[Saved data entries]
=-=-=

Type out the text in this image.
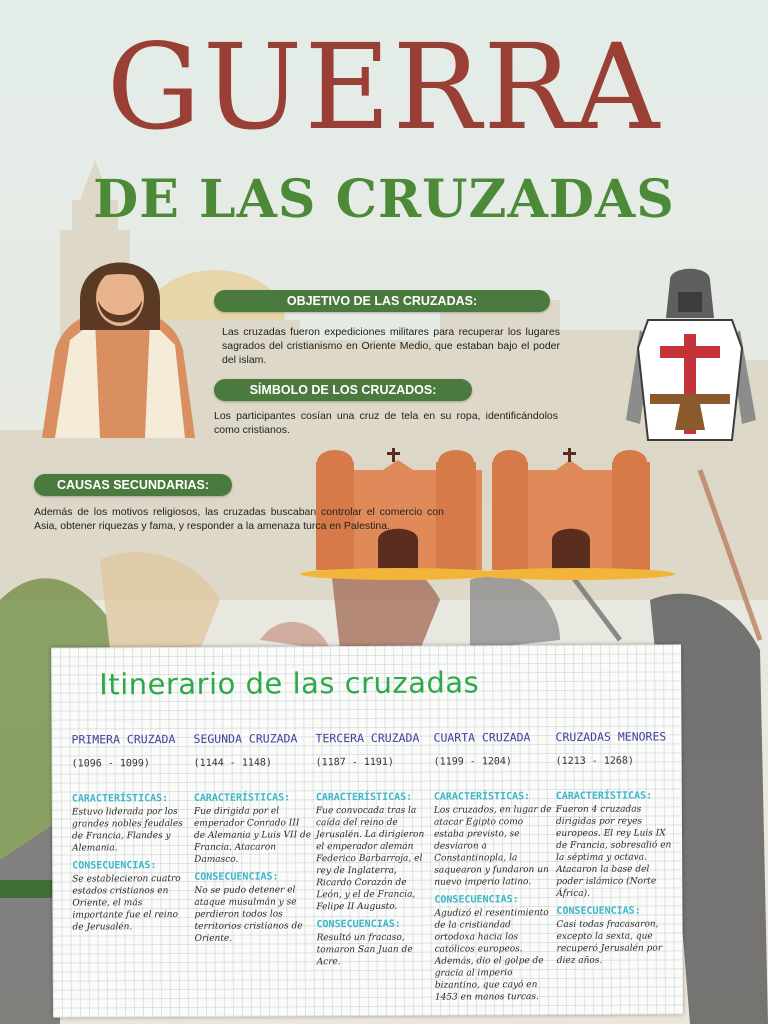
GUERRA
DE LAS CRUZADAS
OBJETIVO DE LAS CRUZADAS:
Las cruzadas fueron expediciones militares para recuperar los lugares sagrados del cristianismo en Oriente Medio, que estaban bajo el poder del islam.
SÍMBOLO DE LOS CRUZADOS:
Los participantes cosían una cruz de tela en su ropa, identificándolos como cristianos.
CAUSAS SECUNDARIAS:
Además de los motivos religiosos, las cruzadas buscaban controlar el comercio con Asia, obtener riquezas y fama, y responder a la amenaza turca en Palestina.
Itinerario de las cruzadas
PRIMERA CRUZADA
(1096 - 1099)
CARACTERÍSTICAS:
Estuvo liderada por los grandes nobles feudales de Francia, Flandes y Alemania.
CONSECUENCIAS:
Se establecieron cuatro estados cristianos en Oriente, el más importante fue el reino de Jerusalén.
SEGUNDA CRUZADA
(1144 - 1148)
CARACTERÍSTICAS:
Fue dirigida por el emperador Conrado III de Alemania y Luis VII de Francia. Atacaron Damasco.
CONSECUENCIAS:
No se pudo detener el ataque musulmán y se perdieron todos los territorios cristianos de Oriente.
TERCERA CRUZADA
(1187 - 1191)
CARACTERÍSTICAS:
Fue convocada tras la caída del reino de Jerusalén. La dirigieron el emperador alemán Federico Barbarroja, el rey de Inglaterra, Ricardo Corazón de León, y el de Francia, Felipe II Augusto.
CONSECUENCIAS:
Resultó un fracaso, tomaron San Juan de Acre.
CUARTA CRUZADA
(1199 - 1204)
CARACTERÍSTICAS:
Los cruzados, en lugar de atacar Egipto como estaba previsto, se desviaron a Constantinopla, la saquearon y fundaron un nuevo imperio latino.
CONSECUENCIAS:
Agudizó el resentimiento de la cristiandad ortodoxa hacia los católicos europeos. Además, dio el golpe de gracia al imperio bizantino, que cayó en 1453 en manos turcas.
CRUZADAS MENORES
(1213 - 1268)
CARACTERÍSTICAS:
Fueron 4 cruzadas dirigidas por reyes europeos. El rey Luis IX de Francia, sobresalió en la séptima y octava. Atacaron la base del poder islámico (Norte África).
CONSECUENCIAS:
Casi todas fracasaron, excepto la sexta, que recuperó Jerusalén por diez años.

=-=-=

Aim of the task: Leave the images out and output the remaining material exactly as it stands.

Reply to the task:
Type out the text in this image.
GUERRA
DE LAS CRUZADAS
OBJETIVO DE LAS CRUZADAS:
Las cruzadas fueron expediciones militares para recuperar los lugares sagrados del cristianismo en Oriente Medio, que estaban bajo el poder del islam.
SÍMBOLO DE LOS CRUZADOS:
Los participantes cosían una cruz de tela en su ropa, identificándolos como cristianos.
CAUSAS SECUNDARIAS:
Además de los motivos religiosos, las cruzadas buscaban controlar el comercio con Asia, obtener riquezas y fama, y responder a la amenaza turca en Palestina.
Itinerario de las cruzadas
PRIMERA CRUZADA
(1096 - 1099)
CARACTERÍSTICAS:
Estuvo liderada por los grandes nobles feudales de Francia, Flandes y Alemania.
CONSECUENCIAS:
Se establecieron cuatro estados cristianos en Oriente, el más importante fue el reino de Jerusalén.
SEGUNDA CRUZADA
(1144 - 1148)
CARACTERÍSTICAS:
Fue dirigida por el emperador Conrado III de Alemania y Luis VII de Francia. Atacaron Damasco.
CONSECUENCIAS:
No se pudo detener el ataque musulmán y se perdieron todos los territorios cristianos de Oriente.
TERCERA CRUZADA
(1187 - 1191)
CARACTERÍSTICAS:
Fue convocada tras la caída del reino de Jerusalén. La dirigieron el emperador alemán Federico Barbarroja, el rey de Inglaterra, Ricardo Corazón de León, y el de Francia, Felipe II Augusto.
CONSECUENCIAS:
Resultó un fracaso, tomaron San Juan de Acre.
CUARTA CRUZADA
(1199 - 1204)
CARACTERÍSTICAS:
Los cruzados, en lugar de atacar Egipto como estaba previsto, se desviaron a Constantinopla, la saquearon y fundaron un nuevo imperio latino.
CONSECUENCIAS:
Agudizó el resentimiento de la cristiandad ortodoxa hacia los católicos europeos. Además, dio el golpe de gracia al imperio bizantino, que cayó en 1453 en manos turcas.
CRUZADAS MENORES
(1213 - 1268)
CARACTERÍSTICAS:
Fueron 4 cruzadas dirigidas por reyes europeos. El rey Luis IX de Francia, sobresalió en la séptima y octava. Atacaron la base del poder islámico (Norte África).
CONSECUENCIAS:
Casi todas fracasaron, excepto la sexta, que recuperó Jerusalén por diez años.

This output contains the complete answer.